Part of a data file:
▽
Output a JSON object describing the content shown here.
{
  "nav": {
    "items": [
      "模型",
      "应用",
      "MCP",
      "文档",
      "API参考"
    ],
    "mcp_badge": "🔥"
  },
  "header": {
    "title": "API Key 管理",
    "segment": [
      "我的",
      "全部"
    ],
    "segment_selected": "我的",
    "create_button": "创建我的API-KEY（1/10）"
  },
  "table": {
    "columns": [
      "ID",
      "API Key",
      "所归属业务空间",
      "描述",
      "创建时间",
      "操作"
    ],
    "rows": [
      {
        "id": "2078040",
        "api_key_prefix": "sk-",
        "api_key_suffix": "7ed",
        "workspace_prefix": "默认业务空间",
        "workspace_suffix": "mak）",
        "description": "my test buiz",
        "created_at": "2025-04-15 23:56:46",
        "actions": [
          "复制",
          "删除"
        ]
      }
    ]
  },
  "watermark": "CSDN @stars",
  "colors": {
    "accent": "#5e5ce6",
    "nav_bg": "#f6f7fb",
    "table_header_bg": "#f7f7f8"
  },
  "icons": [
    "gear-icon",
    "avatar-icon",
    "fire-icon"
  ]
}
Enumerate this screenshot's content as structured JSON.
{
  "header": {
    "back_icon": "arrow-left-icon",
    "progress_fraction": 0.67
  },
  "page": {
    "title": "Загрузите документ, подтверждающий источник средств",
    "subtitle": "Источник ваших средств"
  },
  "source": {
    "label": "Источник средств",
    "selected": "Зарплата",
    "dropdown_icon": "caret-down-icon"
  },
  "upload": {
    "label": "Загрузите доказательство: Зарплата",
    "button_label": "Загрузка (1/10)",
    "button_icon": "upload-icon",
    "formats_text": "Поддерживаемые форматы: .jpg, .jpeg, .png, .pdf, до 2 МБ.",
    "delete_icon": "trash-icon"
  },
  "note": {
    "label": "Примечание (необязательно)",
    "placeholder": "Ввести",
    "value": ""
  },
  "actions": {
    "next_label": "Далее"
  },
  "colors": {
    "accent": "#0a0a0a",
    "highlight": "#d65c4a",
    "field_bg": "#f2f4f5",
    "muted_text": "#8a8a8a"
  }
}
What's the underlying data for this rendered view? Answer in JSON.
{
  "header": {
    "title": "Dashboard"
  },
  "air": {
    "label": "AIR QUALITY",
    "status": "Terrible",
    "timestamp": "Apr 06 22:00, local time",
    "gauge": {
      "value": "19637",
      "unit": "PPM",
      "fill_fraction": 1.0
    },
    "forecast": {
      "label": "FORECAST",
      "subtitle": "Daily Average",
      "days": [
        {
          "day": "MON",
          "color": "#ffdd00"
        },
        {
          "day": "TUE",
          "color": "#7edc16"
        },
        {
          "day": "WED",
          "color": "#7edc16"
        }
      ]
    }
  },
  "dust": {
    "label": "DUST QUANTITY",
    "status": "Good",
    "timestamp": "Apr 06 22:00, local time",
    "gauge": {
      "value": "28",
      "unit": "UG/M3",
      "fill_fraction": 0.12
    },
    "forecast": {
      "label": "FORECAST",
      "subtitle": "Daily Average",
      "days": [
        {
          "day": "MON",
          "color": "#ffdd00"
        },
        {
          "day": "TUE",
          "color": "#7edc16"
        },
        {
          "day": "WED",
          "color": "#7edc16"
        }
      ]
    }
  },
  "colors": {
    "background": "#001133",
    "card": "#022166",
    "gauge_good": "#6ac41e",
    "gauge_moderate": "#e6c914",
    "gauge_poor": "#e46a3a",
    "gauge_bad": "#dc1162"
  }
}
△
WHAT TO DO: Print the records once more, exactly as they were given.

IN RESPONSE:
Output a JSON object describing the content shown here.
{
  "nav": {
    "items": [
      "模型",
      "应用",
      "MCP",
      "文档",
      "API参考"
    ],
    "mcp_badge": "🔥"
  },
  "header": {
    "title": "API Key 管理",
    "segment": [
      "我的",
      "全部"
    ],
    "segment_selected": "我的",
    "create_button": "创建我的API-KEY（1/10）"
  },
  "table": {
    "columns": [
      "ID",
      "API Key",
      "所归属业务空间",
      "描述",
      "创建时间",
      "操作"
    ],
    "rows": [
      {
        "id": "2078040",
        "api_key_prefix": "sk-",
        "api_key_suffix": "7ed",
        "workspace_prefix": "默认业务空间",
        "workspace_suffix": "mak）",
        "description": "my test buiz",
        "created_at": "2025-04-15 23:56:46",
        "actions": [
          "复制",
          "删除"
        ]
      }
    ]
  },
  "watermark": "CSDN @stars",
  "colors": {
    "accent": "#5e5ce6",
    "nav_bg": "#f6f7fb",
    "table_header_bg": "#f7f7f8"
  },
  "icons": [
    "gear-icon",
    "avatar-icon",
    "fire-icon"
  ]
}
Enumerate this screenshot's content as structured JSON.
{
  "header": {
    "back_icon": "arrow-left-icon",
    "progress_fraction": 0.67
  },
  "page": {
    "title": "Загрузите документ, подтверждающий источник средств",
    "subtitle": "Источник ваших средств"
  },
  "source": {
    "label": "Источник средств",
    "selected": "Зарплата",
    "dropdown_icon": "caret-down-icon"
  },
  "upload": {
    "label": "Загрузите доказательство: Зарплата",
    "button_label": "Загрузка (1/10)",
    "button_icon": "upload-icon",
    "formats_text": "Поддерживаемые форматы: .jpg, .jpeg, .png, .pdf, до 2 МБ.",
    "delete_icon": "trash-icon"
  },
  "note": {
    "label": "Примечание (необязательно)",
    "placeholder": "Ввести",
    "value": ""
  },
  "actions": {
    "next_label": "Далее"
  },
  "colors": {
    "accent": "#0a0a0a",
    "highlight": "#d65c4a",
    "field_bg": "#f2f4f5",
    "muted_text": "#8a8a8a"
  }
}
What's the underlying data for this rendered view? Answer in JSON.
{
  "header": {
    "title": "Dashboard"
  },
  "air": {
    "label": "AIR QUALITY",
    "status": "Terrible",
    "timestamp": "Apr 06 22:00, local time",
    "gauge": {
      "value": "19637",
      "unit": "PPM",
      "fill_fraction": 1.0
    },
    "forecast": {
      "label": "FORECAST",
      "subtitle": "Daily Average",
      "days": [
        {
          "day": "MON",
          "color": "#ffdd00"
        },
        {
          "day": "TUE",
          "color": "#7edc16"
        },
        {
          "day": "WED",
          "color": "#7edc16"
        }
      ]
    }
  },
  "dust": {
    "label": "DUST QUANTITY",
    "status": "Good",
    "timestamp": "Apr 06 22:00, local time",
    "gauge": {
      "value": "28",
      "unit": "UG/M3",
      "fill_fraction": 0.12
    },
    "forecast": {
      "label": "FORECAST",
      "subtitle": "Daily Average",
      "days": [
        {
          "day": "MON",
          "color": "#ffdd00"
        },
        {
          "day": "TUE",
          "color": "#7edc16"
        },
        {
          "day": "WED",
          "color": "#7edc16"
        }
      ]
    }
  },
  "colors": {
    "background": "#001133",
    "card": "#022166",
    "gauge_good": "#6ac41e",
    "gauge_moderate": "#e6c914",
    "gauge_poor": "#e46a3a",
    "gauge_bad": "#dc1162"
  }
}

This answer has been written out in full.